**PROBLEMS TO SOLVE:**
1. Copy the part of the AlertManager configuration guide that opens with the words containing "kubectl apply -f" and closes with "Level Objectives (SLOs)".
2. List every setting the AlertManager configuration guide defines directly under the `route` key of its YAML.

===== PROVIDED PASSAGE

Configure AlertManager

Edit AlertManager config to send notifications:

# alertmanager-config.yaml
apiVersion: v1
kind: Secret
metadata:
  name: alertmanager-monitoring-kube-prometheus-alertmanager
type: Opaque
stringData:
  alertmanager.yaml: |
    global:
      resolve_timeout: 5m
    route:
      group_by: ['alertname', 'cluster']
      group_wait: 10s
      group_interval: 10s
      repeat_interval: 12h
      receiver: 'slack'
    receivers:
    - name: 'slack'
      slack_configs:
      - api_url: 'https://hooks.slack.com/services/YOUR/WEBHOOK/URL'
        channel: '#alerts'
        title: 'Alert: {{ .GroupLabels.alertname }}'
        text: '{{ range .Alerts }}{{ .Annotations.description }}{{ end }}'

Apply the config:

kubectl apply -f alertmanager-config.yaml

Restart AlertManager pods after changing the configuration:

kubectl rollout restart statefulset alertmanager-monitoring-kube-prometheus-alertmanager

Advanced Features

Service Level Objectives (SLOs)

==========
===== INFORMATION SUPPLIED

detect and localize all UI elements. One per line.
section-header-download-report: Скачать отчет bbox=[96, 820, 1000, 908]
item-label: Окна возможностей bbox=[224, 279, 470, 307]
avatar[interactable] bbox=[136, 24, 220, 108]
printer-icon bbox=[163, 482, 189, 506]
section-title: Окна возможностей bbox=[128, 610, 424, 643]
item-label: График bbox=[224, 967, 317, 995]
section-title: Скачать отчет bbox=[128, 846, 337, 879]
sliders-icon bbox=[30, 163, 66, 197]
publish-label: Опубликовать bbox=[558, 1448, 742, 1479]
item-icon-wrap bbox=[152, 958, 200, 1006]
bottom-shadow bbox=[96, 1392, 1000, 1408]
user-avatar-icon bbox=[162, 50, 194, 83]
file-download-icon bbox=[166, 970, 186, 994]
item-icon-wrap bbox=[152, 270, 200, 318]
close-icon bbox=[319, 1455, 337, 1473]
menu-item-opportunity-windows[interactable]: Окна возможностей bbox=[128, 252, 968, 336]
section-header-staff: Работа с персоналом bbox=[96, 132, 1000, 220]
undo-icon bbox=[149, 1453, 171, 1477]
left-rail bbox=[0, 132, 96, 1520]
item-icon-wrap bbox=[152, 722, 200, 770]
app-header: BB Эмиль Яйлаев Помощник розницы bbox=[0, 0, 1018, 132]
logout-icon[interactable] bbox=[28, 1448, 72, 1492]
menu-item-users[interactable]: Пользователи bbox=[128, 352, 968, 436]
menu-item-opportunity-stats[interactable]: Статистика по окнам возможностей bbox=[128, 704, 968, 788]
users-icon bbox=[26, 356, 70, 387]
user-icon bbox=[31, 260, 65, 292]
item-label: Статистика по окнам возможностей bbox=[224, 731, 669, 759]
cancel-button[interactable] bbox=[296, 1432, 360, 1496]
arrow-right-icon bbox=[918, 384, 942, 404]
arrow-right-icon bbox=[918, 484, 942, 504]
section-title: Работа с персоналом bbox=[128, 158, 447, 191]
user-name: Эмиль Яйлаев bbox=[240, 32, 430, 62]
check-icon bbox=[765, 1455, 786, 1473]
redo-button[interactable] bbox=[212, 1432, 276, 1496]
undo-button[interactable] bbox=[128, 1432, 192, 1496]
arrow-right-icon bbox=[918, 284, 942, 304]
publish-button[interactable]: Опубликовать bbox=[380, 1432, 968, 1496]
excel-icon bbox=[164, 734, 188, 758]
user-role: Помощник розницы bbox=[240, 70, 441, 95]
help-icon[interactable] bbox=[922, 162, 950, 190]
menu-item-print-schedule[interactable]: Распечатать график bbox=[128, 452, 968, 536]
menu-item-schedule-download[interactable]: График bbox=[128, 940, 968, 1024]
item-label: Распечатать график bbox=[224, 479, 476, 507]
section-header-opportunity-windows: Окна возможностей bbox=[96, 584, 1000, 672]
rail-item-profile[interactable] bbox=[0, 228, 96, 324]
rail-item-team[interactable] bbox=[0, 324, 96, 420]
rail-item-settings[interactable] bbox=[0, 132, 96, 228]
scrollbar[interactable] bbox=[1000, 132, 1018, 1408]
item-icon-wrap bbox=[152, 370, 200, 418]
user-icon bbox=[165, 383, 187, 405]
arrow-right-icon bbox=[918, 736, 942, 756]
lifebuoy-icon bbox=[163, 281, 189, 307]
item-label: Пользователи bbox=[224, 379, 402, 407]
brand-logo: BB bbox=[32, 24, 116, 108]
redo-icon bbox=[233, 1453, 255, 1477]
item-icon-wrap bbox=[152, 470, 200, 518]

==========

**TASK-BY-TASK ANSWERS:**
1.
kubectl apply -f alertmanager-config.yaml

Restart AlertManager pods after changing the configuration:

kubectl rollout restart statefulset alertmanager-monitoring-kube-prometheus-alertmanager

Advanced Features

Service Level Objectives (SLOs)

2.
group_by
group_wait
group_interval
repeat_interval
receiver